[Records contained in a dataset]
::::::::::

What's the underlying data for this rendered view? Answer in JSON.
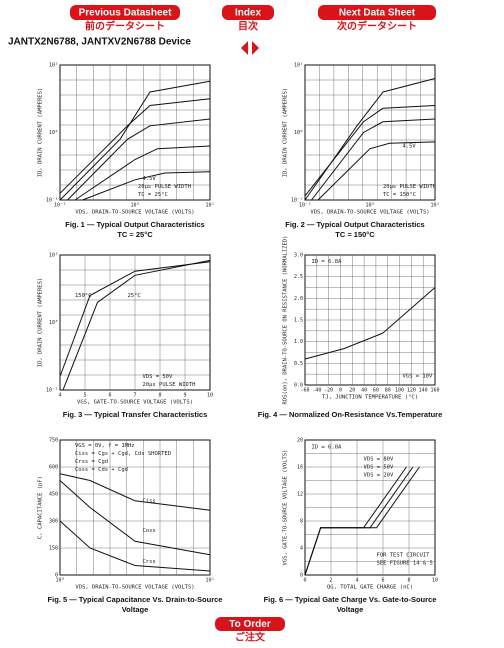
{
  "nav": {
    "previous": {
      "label": "Previous Datasheet",
      "sub": "前のデータシート"
    },
    "index": {
      "label": "Index",
      "sub": "目次"
    },
    "next": {
      "label": "Next Data Sheet",
      "sub": "次のデータシート"
    }
  },
  "title": "JANTX2N6788, JANTXV2N6788 Device",
  "figures": [
    {
      "caption": [
        "Fig. 1 — Typical Output Characteristics",
        "TC = 25°C"
      ],
      "y_label": "ID, DRAIN CURRENT (AMPERES)",
      "x_label": "VDS, DRAIN-TO-SOURCE VOLTAGE (VOLTS)",
      "yticks": [
        "10¹",
        "10⁰",
        "10⁻¹"
      ],
      "xticks": [
        "10⁻¹",
        "10⁰",
        "10¹"
      ],
      "notes": [
        "4.5V",
        "20µs PULSE WIDTH",
        "TC = 25°C"
      ]
    },
    {
      "caption": [
        "Fig. 2 — Typical Output Characteristics",
        "TC = 150°C"
      ],
      "y_label": "ID, DRAIN CURRENT (AMPERES)",
      "x_label": "VDS, DRAIN-TO-SOURCE VOLTAGE (VOLTS)",
      "yticks": [
        "10¹",
        "10⁰",
        "10⁻¹"
      ],
      "xticks": [
        "10⁻¹",
        "10⁰",
        "10¹"
      ],
      "notes": [
        "4.5V",
        "20µs PULSE WIDTH",
        "TC = 150°C"
      ]
    },
    {
      "caption": [
        "Fig. 3 — Typical Transfer Characteristics"
      ],
      "y_label": "ID, DRAIN CURRENT (AMPERES)",
      "x_label": "VGS, GATE-TO-SOURCE VOLTAGE (VOLTS)",
      "yticks": [
        "10¹",
        "10⁰",
        "10⁻¹"
      ],
      "xticks": [
        "4",
        "5",
        "6",
        "7",
        "8",
        "9",
        "10"
      ],
      "notes": [
        "150°C",
        "25°C",
        "VDS = 50V",
        "20µs PULSE WIDTH"
      ]
    },
    {
      "caption": [
        "Fig. 4 — Normalized On-Resistance Vs.Temperature"
      ],
      "y_label": "RDS(on), DRAIN-TO-SOURCE ON RESISTANCE (NORMALIZED)",
      "x_label": "TJ, JUNCTION TEMPERATURE (°C)",
      "yticks": [
        "3.0",
        "2.5",
        "2.0",
        "1.5",
        "1.0",
        "0.5",
        "0.0"
      ],
      "xticks": [
        "-60",
        "-40",
        "-20",
        "0",
        "20",
        "40",
        "60",
        "80",
        "100",
        "120",
        "140",
        "160"
      ],
      "notes": [
        "ID = 6.0A",
        "VGS = 10V"
      ]
    },
    {
      "caption": [
        "Fig. 5 — Typical Capacitance Vs. Drain-to-Source",
        "Voltage"
      ],
      "y_label": "C, CAPACITANCE (pF)",
      "x_label": "VDS, DRAIN-TO-SOURCE VOLTAGE (VOLTS)",
      "yticks": [
        "750",
        "600",
        "450",
        "300",
        "150",
        "0"
      ],
      "xticks": [
        "10⁰",
        "10¹"
      ],
      "notes": [
        "VGS = 0V, f = 1MHz",
        "Ciss = Cgs + Cgd, Cds SHORTED",
        "Crss = Cgd",
        "Coss = Cds + Cgd",
        "Ciss",
        "Coss",
        "Crss"
      ]
    },
    {
      "caption": [
        "Fig. 6 — Typical Gate Charge Vs. Gate-to-Source",
        "Voltage"
      ],
      "y_label": "VGS, GATE-TO-SOURCE VOLTAGE (VOLTS)",
      "x_label": "QG, TOTAL GATE CHARGE (nC)",
      "yticks": [
        "20",
        "16",
        "12",
        "8",
        "4",
        "0"
      ],
      "xticks": [
        "0",
        "2",
        "4",
        "6",
        "8",
        "10"
      ],
      "notes": [
        "ID = 6.0A",
        "VDS = 80V",
        "VDS = 50V",
        "VDS = 20V",
        "FOR TEST CIRCUIT",
        "SEE FIGURE 14 & 5"
      ]
    }
  ],
  "order": {
    "label": "To Order",
    "sub": "ご注文"
  }
}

::::::::::

TASK DESCRIPTION:
Give the entries again word for word, but skip the pictures.

RESULT OF THIS TASK:
What's the underlying data for this rendered view? Answer in JSON.
{
  "nav": {
    "previous": {
      "label": "Previous Datasheet",
      "sub": "前のデータシート"
    },
    "index": {
      "label": "Index",
      "sub": "目次"
    },
    "next": {
      "label": "Next Data Sheet",
      "sub": "次のデータシート"
    }
  },
  "title": "JANTX2N6788, JANTXV2N6788 Device",
  "figures": [
    {
      "caption": [
        "Fig. 1 — Typical Output Characteristics",
        "TC = 25°C"
      ],
      "y_label": "ID, DRAIN CURRENT (AMPERES)",
      "x_label": "VDS, DRAIN-TO-SOURCE VOLTAGE (VOLTS)",
      "yticks": [
        "10¹",
        "10⁰",
        "10⁻¹"
      ],
      "xticks": [
        "10⁻¹",
        "10⁰",
        "10¹"
      ],
      "notes": [
        "4.5V",
        "20µs PULSE WIDTH",
        "TC = 25°C"
      ]
    },
    {
      "caption": [
        "Fig. 2 — Typical Output Characteristics",
        "TC = 150°C"
      ],
      "y_label": "ID, DRAIN CURRENT (AMPERES)",
      "x_label": "VDS, DRAIN-TO-SOURCE VOLTAGE (VOLTS)",
      "yticks": [
        "10¹",
        "10⁰",
        "10⁻¹"
      ],
      "xticks": [
        "10⁻¹",
        "10⁰",
        "10¹"
      ],
      "notes": [
        "4.5V",
        "20µs PULSE WIDTH",
        "TC = 150°C"
      ]
    },
    {
      "caption": [
        "Fig. 3 — Typical Transfer Characteristics"
      ],
      "y_label": "ID, DRAIN CURRENT (AMPERES)",
      "x_label": "VGS, GATE-TO-SOURCE VOLTAGE (VOLTS)",
      "yticks": [
        "10¹",
        "10⁰",
        "10⁻¹"
      ],
      "xticks": [
        "4",
        "5",
        "6",
        "7",
        "8",
        "9",
        "10"
      ],
      "notes": [
        "150°C",
        "25°C",
        "VDS = 50V",
        "20µs PULSE WIDTH"
      ]
    },
    {
      "caption": [
        "Fig. 4 — Normalized On-Resistance Vs.Temperature"
      ],
      "y_label": "RDS(on), DRAIN-TO-SOURCE ON RESISTANCE (NORMALIZED)",
      "x_label": "TJ, JUNCTION TEMPERATURE (°C)",
      "yticks": [
        "3.0",
        "2.5",
        "2.0",
        "1.5",
        "1.0",
        "0.5",
        "0.0"
      ],
      "xticks": [
        "-60",
        "-40",
        "-20",
        "0",
        "20",
        "40",
        "60",
        "80",
        "100",
        "120",
        "140",
        "160"
      ],
      "notes": [
        "ID = 6.0A",
        "VGS = 10V"
      ]
    },
    {
      "caption": [
        "Fig. 5 — Typical Capacitance Vs. Drain-to-Source",
        "Voltage"
      ],
      "y_label": "C, CAPACITANCE (pF)",
      "x_label": "VDS, DRAIN-TO-SOURCE VOLTAGE (VOLTS)",
      "yticks": [
        "750",
        "600",
        "450",
        "300",
        "150",
        "0"
      ],
      "xticks": [
        "10⁰",
        "10¹"
      ],
      "notes": [
        "VGS = 0V, f = 1MHz",
        "Ciss = Cgs + Cgd, Cds SHORTED",
        "Crss = Cgd",
        "Coss = Cds + Cgd",
        "Ciss",
        "Coss",
        "Crss"
      ]
    },
    {
      "caption": [
        "Fig. 6 — Typical Gate Charge Vs. Gate-to-Source",
        "Voltage"
      ],
      "y_label": "VGS, GATE-TO-SOURCE VOLTAGE (VOLTS)",
      "x_label": "QG, TOTAL GATE CHARGE (nC)",
      "yticks": [
        "20",
        "16",
        "12",
        "8",
        "4",
        "0"
      ],
      "xticks": [
        "0",
        "2",
        "4",
        "6",
        "8",
        "10"
      ],
      "notes": [
        "ID = 6.0A",
        "VDS = 80V",
        "VDS = 50V",
        "VDS = 20V",
        "FOR TEST CIRCUIT",
        "SEE FIGURE 14 & 5"
      ]
    }
  ],
  "order": {
    "label": "To Order",
    "sub": "ご注文"
  }
}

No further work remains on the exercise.